Stated problem
Copy all lines below containing "Edit".

╭─ Records provided

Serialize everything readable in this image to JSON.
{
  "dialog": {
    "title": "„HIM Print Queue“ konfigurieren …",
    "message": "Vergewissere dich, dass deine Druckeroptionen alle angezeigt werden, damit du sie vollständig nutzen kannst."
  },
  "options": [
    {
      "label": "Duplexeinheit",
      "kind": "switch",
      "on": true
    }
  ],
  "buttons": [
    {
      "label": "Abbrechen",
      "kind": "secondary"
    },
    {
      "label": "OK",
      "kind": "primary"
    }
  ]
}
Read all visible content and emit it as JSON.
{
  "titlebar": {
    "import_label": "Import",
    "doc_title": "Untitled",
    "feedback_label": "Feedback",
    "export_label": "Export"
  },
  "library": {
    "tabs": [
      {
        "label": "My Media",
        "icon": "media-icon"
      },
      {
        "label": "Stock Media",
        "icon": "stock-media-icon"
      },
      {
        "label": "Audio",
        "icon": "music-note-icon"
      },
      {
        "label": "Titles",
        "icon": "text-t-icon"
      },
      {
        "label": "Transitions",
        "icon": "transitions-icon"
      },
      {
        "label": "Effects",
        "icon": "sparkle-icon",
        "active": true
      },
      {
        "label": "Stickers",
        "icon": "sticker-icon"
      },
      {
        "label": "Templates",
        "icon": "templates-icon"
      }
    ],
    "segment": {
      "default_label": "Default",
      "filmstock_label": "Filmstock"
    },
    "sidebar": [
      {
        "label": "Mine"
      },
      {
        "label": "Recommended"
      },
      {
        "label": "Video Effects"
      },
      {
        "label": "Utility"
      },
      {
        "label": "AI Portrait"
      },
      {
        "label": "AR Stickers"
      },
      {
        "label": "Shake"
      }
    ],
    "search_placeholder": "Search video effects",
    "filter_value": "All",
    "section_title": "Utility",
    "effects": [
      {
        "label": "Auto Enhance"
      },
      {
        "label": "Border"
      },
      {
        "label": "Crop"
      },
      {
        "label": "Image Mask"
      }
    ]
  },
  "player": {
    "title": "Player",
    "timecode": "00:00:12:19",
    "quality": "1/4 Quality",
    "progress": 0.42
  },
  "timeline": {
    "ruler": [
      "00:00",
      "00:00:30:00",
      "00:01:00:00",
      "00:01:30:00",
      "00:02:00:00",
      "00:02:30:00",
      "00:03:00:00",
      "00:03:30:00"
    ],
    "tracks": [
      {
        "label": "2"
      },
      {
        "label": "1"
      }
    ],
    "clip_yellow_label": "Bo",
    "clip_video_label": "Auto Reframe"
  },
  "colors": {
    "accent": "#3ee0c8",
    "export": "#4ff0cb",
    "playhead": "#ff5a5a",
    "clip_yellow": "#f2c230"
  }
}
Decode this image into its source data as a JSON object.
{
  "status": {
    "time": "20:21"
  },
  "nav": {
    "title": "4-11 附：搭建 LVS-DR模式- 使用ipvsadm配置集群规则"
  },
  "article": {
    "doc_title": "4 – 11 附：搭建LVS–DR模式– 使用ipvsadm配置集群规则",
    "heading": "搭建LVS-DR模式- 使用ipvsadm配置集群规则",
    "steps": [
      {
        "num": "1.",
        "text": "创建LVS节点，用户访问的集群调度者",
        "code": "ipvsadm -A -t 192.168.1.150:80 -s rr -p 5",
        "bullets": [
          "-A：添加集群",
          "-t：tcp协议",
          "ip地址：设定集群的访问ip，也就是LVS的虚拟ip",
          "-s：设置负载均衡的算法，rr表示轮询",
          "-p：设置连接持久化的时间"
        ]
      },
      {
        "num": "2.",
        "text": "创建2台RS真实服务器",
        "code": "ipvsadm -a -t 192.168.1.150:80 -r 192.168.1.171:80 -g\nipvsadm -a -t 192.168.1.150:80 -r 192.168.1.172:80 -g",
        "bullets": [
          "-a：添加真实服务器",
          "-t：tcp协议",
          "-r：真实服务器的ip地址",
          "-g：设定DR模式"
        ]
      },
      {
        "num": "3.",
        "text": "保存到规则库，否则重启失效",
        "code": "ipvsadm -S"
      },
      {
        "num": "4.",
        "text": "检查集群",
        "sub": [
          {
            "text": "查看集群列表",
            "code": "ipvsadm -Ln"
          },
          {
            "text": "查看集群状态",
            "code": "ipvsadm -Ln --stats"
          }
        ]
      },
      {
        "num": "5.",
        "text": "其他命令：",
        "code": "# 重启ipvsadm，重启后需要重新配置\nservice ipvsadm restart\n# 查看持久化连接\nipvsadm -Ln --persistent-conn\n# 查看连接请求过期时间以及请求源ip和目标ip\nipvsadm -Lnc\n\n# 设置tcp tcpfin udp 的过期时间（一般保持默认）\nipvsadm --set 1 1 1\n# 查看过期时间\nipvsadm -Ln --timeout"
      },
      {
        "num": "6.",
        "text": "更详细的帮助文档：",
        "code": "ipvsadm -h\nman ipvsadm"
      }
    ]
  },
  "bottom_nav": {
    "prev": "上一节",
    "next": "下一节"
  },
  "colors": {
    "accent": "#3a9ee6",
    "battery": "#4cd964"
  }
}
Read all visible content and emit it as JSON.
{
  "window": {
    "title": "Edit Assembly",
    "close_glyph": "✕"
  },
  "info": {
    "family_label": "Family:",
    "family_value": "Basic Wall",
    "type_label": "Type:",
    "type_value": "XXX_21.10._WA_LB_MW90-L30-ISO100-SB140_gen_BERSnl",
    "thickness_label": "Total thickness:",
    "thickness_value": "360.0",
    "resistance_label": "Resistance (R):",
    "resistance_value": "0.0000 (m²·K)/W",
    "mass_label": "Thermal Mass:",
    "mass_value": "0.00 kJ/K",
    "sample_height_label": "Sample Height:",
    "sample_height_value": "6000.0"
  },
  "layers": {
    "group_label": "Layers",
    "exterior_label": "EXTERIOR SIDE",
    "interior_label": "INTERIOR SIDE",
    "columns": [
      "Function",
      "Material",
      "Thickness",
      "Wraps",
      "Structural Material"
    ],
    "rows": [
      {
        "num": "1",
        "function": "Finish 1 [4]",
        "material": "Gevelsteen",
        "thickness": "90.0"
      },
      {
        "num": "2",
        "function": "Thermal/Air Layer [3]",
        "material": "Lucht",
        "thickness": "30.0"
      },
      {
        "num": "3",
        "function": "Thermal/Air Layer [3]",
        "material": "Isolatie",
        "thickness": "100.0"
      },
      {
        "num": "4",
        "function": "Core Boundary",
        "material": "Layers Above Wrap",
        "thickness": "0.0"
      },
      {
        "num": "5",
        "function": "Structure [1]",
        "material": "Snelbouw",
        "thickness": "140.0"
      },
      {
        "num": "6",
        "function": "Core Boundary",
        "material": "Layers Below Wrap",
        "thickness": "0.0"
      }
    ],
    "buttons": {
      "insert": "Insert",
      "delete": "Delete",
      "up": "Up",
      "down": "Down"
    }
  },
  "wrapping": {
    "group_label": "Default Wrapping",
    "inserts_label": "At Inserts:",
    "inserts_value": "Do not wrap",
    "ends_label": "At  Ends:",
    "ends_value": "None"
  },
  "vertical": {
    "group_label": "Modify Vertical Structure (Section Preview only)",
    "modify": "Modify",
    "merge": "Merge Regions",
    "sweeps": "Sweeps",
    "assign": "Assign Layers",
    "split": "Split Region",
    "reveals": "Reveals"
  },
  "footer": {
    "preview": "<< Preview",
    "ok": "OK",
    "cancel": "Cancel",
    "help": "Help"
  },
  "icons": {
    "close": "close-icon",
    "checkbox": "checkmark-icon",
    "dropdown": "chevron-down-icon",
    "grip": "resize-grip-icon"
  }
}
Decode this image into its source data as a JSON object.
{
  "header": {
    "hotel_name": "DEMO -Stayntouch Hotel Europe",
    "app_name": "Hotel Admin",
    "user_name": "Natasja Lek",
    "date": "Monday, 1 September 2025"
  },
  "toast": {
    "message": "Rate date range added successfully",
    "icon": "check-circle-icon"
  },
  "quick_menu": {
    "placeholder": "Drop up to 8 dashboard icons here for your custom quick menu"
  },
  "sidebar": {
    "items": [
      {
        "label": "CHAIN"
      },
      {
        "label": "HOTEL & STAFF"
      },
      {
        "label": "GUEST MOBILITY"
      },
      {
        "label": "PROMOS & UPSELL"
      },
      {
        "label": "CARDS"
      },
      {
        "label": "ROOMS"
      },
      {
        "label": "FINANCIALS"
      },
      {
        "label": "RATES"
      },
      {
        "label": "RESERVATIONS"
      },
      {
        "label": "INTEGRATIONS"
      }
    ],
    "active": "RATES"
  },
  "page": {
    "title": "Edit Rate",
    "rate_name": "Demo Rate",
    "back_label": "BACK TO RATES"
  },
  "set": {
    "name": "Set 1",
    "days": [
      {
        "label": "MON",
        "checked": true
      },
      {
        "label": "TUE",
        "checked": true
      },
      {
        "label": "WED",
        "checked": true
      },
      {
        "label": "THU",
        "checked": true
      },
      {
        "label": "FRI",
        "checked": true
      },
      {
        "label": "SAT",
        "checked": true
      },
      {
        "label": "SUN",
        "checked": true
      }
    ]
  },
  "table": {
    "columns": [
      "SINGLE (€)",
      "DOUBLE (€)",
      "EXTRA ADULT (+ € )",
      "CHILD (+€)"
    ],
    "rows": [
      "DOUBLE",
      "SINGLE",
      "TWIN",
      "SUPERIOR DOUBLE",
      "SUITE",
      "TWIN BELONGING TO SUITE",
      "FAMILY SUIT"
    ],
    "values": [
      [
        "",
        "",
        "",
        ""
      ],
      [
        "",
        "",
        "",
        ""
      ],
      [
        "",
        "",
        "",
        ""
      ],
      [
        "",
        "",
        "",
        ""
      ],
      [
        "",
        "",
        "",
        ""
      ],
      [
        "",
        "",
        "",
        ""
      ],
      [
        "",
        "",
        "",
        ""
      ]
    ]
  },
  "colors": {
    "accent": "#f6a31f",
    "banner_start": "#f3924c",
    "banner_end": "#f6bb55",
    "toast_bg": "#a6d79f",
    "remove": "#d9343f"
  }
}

╰─

Response to this task
    "title": "Edit Assembly",
    "title": "Edit Rate",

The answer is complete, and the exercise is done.